> _Reading passage_
________

Part of the good conduct is to make sure that potential invasive species are not brought to Antarctica or moved from penguin rookery to penguin rookery. We spend time vacuuming all of our clothes to assure no spores or seeds were carried. We also washed and disinfected all boots before we walked on Antarctica.

In the distance, we can see Smith Island of South Georgia as our first land sighting since leaving Ushuaia. We are on course to Damoy Point. We also have spotted our first iceberg and more are starting to show themselves. They are a beautiful unworldly turquoise blue.

Wildlife spotted today and yesterday:
  • Penguins (Gentoo, Chinstraps, and Magellanic) 
  • Albatross (5 different kinds) 
  • Petrels and Antarctic Terns (4 different kinds) 
  • Whales (Humpback, Minke, Orca, Fin)
  • South American Sea Lion 

During dinner, humpback whales were sighted off the starboard side of the ship. The ship turned in a very broad circle so we could view the whales and get great pictures and then we were off. Luckily we also saw 5 penguins (3 different species) on a small iceberg. So cute….

________

> _Your tasks_
1 > Transcribe the Antarctica trip account between "Wildlife spotted today" and "iceberg. So cute….", inclusive.
2 > Restate word for word the lines of the records from their start through the line holding "x-tick-label: 16 <box>76 264 93 281</box>", inclusive.
The Antarctica trip account has no connection to the records that follow it.

________

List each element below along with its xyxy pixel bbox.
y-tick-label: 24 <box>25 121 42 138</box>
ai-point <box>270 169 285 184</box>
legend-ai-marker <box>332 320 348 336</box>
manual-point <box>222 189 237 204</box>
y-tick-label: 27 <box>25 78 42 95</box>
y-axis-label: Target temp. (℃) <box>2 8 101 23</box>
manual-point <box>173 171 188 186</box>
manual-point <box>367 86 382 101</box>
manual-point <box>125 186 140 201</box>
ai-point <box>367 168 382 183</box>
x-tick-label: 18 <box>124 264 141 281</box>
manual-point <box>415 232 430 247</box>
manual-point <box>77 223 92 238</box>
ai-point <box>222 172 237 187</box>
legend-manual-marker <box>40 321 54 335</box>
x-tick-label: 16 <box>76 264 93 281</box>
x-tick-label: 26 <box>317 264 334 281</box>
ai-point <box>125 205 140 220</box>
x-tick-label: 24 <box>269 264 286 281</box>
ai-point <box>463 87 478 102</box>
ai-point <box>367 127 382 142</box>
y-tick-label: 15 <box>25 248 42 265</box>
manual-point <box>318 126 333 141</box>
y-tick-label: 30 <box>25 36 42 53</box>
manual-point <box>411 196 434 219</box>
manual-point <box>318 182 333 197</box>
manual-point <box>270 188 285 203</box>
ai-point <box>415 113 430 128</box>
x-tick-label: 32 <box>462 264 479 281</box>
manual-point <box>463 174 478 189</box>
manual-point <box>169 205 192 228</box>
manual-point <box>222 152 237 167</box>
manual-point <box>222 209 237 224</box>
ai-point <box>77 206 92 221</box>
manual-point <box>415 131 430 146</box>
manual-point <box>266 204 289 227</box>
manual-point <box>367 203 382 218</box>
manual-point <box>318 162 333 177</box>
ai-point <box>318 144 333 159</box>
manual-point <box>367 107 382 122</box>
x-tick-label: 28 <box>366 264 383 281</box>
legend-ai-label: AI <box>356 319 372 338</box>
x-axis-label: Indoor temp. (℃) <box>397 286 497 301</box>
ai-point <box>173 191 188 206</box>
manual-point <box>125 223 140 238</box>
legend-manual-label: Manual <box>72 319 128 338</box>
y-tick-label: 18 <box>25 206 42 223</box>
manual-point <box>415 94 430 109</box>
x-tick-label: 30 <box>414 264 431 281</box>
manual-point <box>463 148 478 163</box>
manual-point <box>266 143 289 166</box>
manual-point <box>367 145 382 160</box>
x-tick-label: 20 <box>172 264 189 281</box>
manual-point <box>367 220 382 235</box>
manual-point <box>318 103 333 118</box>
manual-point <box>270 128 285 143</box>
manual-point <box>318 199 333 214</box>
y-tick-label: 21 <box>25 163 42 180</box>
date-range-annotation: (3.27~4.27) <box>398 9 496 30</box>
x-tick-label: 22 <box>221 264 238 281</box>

________

> _Answer set_
1 >
Wildlife spotted today and yesterday:
  • Penguins (Gentoo, Chinstraps, and Magellanic) 
  • Albatross (5 different kinds) 
  • Petrels and Antarctic Terns (4 different kinds) 
  • Whales (Humpback, Minke, Orca, Fin)
  • South American Sea Lion 

During dinner, humpback whales were sighted off the starboard side of the ship. The ship turned in a very broad circle so we could view the whales and get great pictures and then we were off. Luckily we also saw 5 penguins (3 different species) on a small iceberg. So cute….

2 >
List each element below along with its xyxy pixel bbox.
y-tick-label: 24 <box>25 121 42 138</box>
ai-point <box>270 169 285 184</box>
legend-ai-marker <box>332 320 348 336</box>
manual-point <box>222 189 237 204</box>
y-tick-label: 27 <box>25 78 42 95</box>
y-axis-label: Target temp. (℃) <box>2 8 101 23</box>
manual-point <box>173 171 188 186</box>
manual-point <box>367 86 382 101</box>
manual-point <box>125 186 140 201</box>
ai-point <box>367 168 382 183</box>
x-tick-label: 18 <box>124 264 141 281</box>
manual-point <box>415 232 430 247</box>
manual-point <box>77 223 92 238</box>
ai-point <box>222 172 237 187</box>
legend-manual-marker <box>40 321 54 335</box>
x-tick-label: 16 <box>76 264 93 281</box>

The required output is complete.